*TO DO*
Find the lines with the string "color" and return them.

*SUPPLIED MATERIAL*
===
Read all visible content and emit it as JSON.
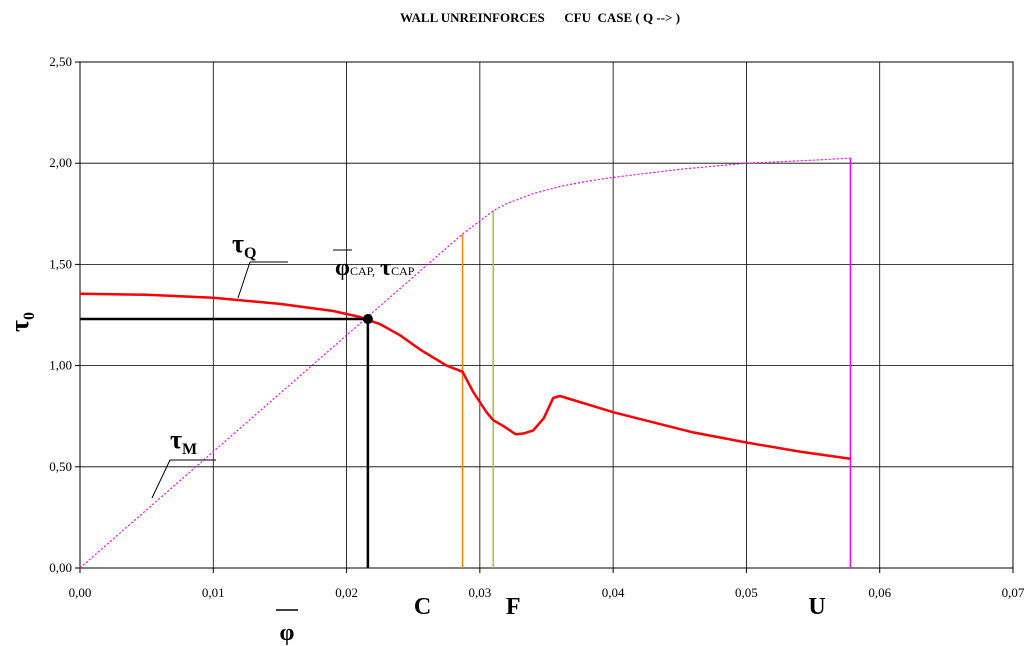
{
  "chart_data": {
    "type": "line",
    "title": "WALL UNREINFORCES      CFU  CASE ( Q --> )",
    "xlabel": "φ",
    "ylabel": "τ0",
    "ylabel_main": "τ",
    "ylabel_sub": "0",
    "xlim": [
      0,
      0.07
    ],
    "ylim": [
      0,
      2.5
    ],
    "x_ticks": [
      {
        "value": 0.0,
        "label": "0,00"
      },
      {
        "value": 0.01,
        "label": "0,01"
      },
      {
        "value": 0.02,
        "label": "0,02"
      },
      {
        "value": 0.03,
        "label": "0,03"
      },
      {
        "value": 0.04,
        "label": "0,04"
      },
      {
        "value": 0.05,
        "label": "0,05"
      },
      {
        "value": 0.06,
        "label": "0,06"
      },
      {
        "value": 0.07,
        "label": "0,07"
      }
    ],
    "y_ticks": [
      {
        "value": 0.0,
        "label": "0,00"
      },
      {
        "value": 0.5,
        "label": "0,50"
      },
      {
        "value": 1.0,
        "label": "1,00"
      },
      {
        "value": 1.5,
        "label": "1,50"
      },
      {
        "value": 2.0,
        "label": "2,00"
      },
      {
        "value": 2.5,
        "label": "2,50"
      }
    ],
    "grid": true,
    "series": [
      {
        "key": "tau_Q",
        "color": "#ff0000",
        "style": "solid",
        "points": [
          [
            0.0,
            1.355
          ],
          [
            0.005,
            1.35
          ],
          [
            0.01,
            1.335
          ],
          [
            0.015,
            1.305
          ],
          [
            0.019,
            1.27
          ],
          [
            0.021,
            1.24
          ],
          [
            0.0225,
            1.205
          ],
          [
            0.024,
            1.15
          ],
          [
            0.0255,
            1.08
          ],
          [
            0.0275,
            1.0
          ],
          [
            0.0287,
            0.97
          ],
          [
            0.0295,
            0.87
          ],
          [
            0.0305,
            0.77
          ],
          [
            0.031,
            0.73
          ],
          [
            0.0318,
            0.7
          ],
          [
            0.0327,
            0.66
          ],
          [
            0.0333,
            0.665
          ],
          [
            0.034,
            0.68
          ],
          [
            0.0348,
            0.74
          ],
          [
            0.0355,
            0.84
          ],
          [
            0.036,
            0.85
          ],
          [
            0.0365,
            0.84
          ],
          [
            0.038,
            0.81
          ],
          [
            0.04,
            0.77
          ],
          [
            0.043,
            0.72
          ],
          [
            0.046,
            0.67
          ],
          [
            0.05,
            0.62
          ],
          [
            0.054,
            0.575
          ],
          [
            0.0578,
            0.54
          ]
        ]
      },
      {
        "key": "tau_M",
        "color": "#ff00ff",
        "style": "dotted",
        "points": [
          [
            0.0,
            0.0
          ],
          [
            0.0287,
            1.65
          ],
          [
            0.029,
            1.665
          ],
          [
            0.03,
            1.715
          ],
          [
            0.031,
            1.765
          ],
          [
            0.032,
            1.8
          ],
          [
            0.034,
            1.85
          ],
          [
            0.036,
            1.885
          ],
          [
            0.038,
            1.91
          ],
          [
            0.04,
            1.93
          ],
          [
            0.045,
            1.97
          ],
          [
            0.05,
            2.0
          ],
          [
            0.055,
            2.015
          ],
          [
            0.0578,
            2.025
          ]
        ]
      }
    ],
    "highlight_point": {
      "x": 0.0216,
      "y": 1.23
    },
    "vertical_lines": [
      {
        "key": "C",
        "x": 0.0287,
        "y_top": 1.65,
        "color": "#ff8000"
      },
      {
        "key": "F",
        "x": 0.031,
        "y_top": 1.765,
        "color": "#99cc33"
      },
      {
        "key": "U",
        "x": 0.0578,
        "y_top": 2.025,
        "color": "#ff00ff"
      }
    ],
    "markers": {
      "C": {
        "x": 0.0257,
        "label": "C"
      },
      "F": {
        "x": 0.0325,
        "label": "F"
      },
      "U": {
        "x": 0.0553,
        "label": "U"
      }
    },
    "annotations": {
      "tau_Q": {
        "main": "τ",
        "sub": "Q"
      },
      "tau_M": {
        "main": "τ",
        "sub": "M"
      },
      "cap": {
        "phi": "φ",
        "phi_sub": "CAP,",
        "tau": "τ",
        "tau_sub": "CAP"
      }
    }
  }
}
===
*FINISHED ANSWER*
        "color": "#ff0000",
        "color": "#ff00ff",
        "color": "#ff8000"
        "color": "#99cc33"
        "color": "#ff00ff"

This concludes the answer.